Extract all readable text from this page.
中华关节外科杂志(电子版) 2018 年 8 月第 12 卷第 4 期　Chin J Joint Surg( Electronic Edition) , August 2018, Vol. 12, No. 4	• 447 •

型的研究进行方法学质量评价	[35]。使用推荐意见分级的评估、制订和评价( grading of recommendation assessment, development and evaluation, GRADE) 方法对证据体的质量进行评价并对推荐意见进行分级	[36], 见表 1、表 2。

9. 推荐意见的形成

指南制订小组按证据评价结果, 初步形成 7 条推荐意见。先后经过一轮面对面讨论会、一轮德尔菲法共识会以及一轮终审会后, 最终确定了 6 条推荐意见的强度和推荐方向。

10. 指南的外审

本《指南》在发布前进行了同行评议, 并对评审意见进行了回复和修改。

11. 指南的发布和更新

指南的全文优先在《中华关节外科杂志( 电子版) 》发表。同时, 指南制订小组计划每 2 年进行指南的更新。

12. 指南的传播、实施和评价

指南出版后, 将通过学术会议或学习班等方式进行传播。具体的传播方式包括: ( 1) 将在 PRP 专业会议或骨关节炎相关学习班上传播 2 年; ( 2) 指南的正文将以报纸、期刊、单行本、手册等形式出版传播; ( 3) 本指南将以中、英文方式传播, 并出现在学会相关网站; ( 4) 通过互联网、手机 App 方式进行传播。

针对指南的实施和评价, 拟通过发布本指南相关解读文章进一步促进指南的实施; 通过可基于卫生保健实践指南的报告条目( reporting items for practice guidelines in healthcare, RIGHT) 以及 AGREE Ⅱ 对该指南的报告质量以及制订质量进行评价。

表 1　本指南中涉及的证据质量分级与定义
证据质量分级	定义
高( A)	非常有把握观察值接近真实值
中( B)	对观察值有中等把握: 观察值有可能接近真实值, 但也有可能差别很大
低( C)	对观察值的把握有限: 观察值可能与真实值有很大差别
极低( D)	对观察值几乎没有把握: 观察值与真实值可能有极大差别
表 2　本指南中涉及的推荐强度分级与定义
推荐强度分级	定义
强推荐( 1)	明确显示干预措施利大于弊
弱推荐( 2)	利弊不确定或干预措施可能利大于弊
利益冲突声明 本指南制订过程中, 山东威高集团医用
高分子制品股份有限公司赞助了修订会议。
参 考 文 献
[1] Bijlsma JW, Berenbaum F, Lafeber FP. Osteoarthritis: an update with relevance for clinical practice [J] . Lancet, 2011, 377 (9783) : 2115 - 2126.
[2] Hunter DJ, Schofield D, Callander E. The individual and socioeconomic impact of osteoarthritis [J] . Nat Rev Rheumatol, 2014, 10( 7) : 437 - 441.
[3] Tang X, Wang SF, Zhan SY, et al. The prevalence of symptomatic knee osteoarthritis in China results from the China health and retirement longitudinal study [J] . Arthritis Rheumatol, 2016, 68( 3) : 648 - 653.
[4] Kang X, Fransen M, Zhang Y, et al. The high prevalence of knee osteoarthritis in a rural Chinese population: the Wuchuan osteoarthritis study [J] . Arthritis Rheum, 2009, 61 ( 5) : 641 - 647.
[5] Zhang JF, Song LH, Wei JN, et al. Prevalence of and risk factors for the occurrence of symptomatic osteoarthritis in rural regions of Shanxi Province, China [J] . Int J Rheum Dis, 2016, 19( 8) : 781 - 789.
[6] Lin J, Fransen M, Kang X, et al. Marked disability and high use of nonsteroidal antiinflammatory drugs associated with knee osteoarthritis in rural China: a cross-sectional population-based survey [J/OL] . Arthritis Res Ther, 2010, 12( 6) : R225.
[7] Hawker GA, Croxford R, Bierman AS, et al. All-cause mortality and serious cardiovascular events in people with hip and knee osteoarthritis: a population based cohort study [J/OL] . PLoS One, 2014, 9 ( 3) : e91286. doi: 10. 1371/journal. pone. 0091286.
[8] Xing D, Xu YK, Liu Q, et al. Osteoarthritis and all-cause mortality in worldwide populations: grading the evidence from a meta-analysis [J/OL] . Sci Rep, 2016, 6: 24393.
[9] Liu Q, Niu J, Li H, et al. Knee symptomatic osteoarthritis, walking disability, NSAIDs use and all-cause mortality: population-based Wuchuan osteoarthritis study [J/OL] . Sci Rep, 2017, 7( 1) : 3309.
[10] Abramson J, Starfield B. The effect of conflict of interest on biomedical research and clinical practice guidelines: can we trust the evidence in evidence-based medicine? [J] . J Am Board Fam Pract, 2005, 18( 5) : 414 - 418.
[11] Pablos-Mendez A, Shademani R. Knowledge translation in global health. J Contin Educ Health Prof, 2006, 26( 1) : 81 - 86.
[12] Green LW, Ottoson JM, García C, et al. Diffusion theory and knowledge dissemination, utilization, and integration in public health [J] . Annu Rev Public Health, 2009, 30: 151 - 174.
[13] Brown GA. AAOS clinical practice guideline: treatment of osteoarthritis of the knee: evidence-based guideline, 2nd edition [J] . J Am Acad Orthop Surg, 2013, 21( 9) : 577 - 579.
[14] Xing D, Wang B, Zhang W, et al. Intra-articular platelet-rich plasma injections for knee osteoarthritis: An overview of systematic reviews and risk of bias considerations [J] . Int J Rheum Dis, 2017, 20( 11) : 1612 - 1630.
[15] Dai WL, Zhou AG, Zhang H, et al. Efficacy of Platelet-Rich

▶ _REQUEST_
Give back each line above precisely as it stands.

▶ _RESULT BELOW_
Extract all readable text from this page.
中华关节外科杂志(电子版) 2018 年 8 月第 12 卷第 4 期　Chin J Joint Surg( Electronic Edition) , August 2018, Vol. 12, No. 4	• 447 •

型的研究进行方法学质量评价	[35]。使用推荐意见分级的评估、制订和评价( grading of recommendation assessment, development and evaluation, GRADE) 方法对证据体的质量进行评价并对推荐意见进行分级	[36], 见表 1、表 2。

9. 推荐意见的形成

指南制订小组按证据评价结果, 初步形成 7 条推荐意见。先后经过一轮面对面讨论会、一轮德尔菲法共识会以及一轮终审会后, 最终确定了 6 条推荐意见的强度和推荐方向。

10. 指南的外审

本《指南》在发布前进行了同行评议, 并对评审意见进行了回复和修改。

11. 指南的发布和更新

指南的全文优先在《中华关节外科杂志( 电子版) 》发表。同时, 指南制订小组计划每 2 年进行指南的更新。

12. 指南的传播、实施和评价

指南出版后, 将通过学术会议或学习班等方式进行传播。具体的传播方式包括: ( 1) 将在 PRP 专业会议或骨关节炎相关学习班上传播 2 年; ( 2) 指南的正文将以报纸、期刊、单行本、手册等形式出版传播; ( 3) 本指南将以中、英文方式传播, 并出现在学会相关网站; ( 4) 通过互联网、手机 App 方式进行传播。

针对指南的实施和评价, 拟通过发布本指南相关解读文章进一步促进指南的实施; 通过可基于卫生保健实践指南的报告条目( reporting items for practice guidelines in healthcare, RIGHT) 以及 AGREE Ⅱ 对该指南的报告质量以及制订质量进行评价。

表 1　本指南中涉及的证据质量分级与定义
证据质量分级	定义
高( A)	非常有把握观察值接近真实值
中( B)	对观察值有中等把握: 观察值有可能接近真实值, 但也有可能差别很大
低( C)	对观察值的把握有限: 观察值可能与真实值有很大差别
极低( D)	对观察值几乎没有把握: 观察值与真实值可能有极大差别
表 2　本指南中涉及的推荐强度分级与定义
推荐强度分级	定义
强推荐( 1)	明确显示干预措施利大于弊
弱推荐( 2)	利弊不确定或干预措施可能利大于弊
利益冲突声明 本指南制订过程中, 山东威高集团医用
高分子制品股份有限公司赞助了修订会议。
参 考 文 献
[1] Bijlsma JW, Berenbaum F, Lafeber FP. Osteoarthritis: an update with relevance for clinical practice [J] . Lancet, 2011, 377 (9783) : 2115 - 2126.
[2] Hunter DJ, Schofield D, Callander E. The individual and socioeconomic impact of osteoarthritis [J] . Nat Rev Rheumatol, 2014, 10( 7) : 437 - 441.
[3] Tang X, Wang SF, Zhan SY, et al. The prevalence of symptomatic knee osteoarthritis in China results from the China health and retirement longitudinal study [J] . Arthritis Rheumatol, 2016, 68( 3) : 648 - 653.
[4] Kang X, Fransen M, Zhang Y, et al. The high prevalence of knee osteoarthritis in a rural Chinese population: the Wuchuan osteoarthritis study [J] . Arthritis Rheum, 2009, 61 ( 5) : 641 - 647.
[5] Zhang JF, Song LH, Wei JN, et al. Prevalence of and risk factors for the occurrence of symptomatic osteoarthritis in rural regions of Shanxi Province, China [J] . Int J Rheum Dis, 2016, 19( 8) : 781 - 789.
[6] Lin J, Fransen M, Kang X, et al. Marked disability and high use of nonsteroidal antiinflammatory drugs associated with knee osteoarthritis in rural China: a cross-sectional population-based survey [J/OL] . Arthritis Res Ther, 2010, 12( 6) : R225.
[7] Hawker GA, Croxford R, Bierman AS, et al. All-cause mortality and serious cardiovascular events in people with hip and knee osteoarthritis: a population based cohort study [J/OL] . PLoS One, 2014, 9 ( 3) : e91286. doi: 10. 1371/journal. pone. 0091286.
[8] Xing D, Xu YK, Liu Q, et al. Osteoarthritis and all-cause mortality in worldwide populations: grading the evidence from a meta-analysis [J/OL] . Sci Rep, 2016, 6: 24393.
[9] Liu Q, Niu J, Li H, et al. Knee symptomatic osteoarthritis, walking disability, NSAIDs use and all-cause mortality: population-based Wuchuan osteoarthritis study [J/OL] . Sci Rep, 2017, 7( 1) : 3309.
[10] Abramson J, Starfield B. The effect of conflict of interest on biomedical research and clinical practice guidelines: can we trust the evidence in evidence-based medicine? [J] . J Am Board Fam Pract, 2005, 18( 5) : 414 - 418.
[11] Pablos-Mendez A, Shademani R. Knowledge translation in global health. J Contin Educ Health Prof, 2006, 26( 1) : 81 - 86.
[12] Green LW, Ottoson JM, García C, et al. Diffusion theory and knowledge dissemination, utilization, and integration in public health [J] . Annu Rev Public Health, 2009, 30: 151 - 174.
[13] Brown GA. AAOS clinical practice guideline: treatment of osteoarthritis of the knee: evidence-based guideline, 2nd edition [J] . J Am Acad Orthop Surg, 2013, 21( 9) : 577 - 579.
[14] Xing D, Wang B, Zhang W, et al. Intra-articular platelet-rich plasma injections for knee osteoarthritis: An overview of systematic reviews and risk of bias considerations [J] . Int J Rheum Dis, 2017, 20( 11) : 1612 - 1630.
[15] Dai WL, Zhou AG, Zhang H, et al. Efficacy of Platelet-Rich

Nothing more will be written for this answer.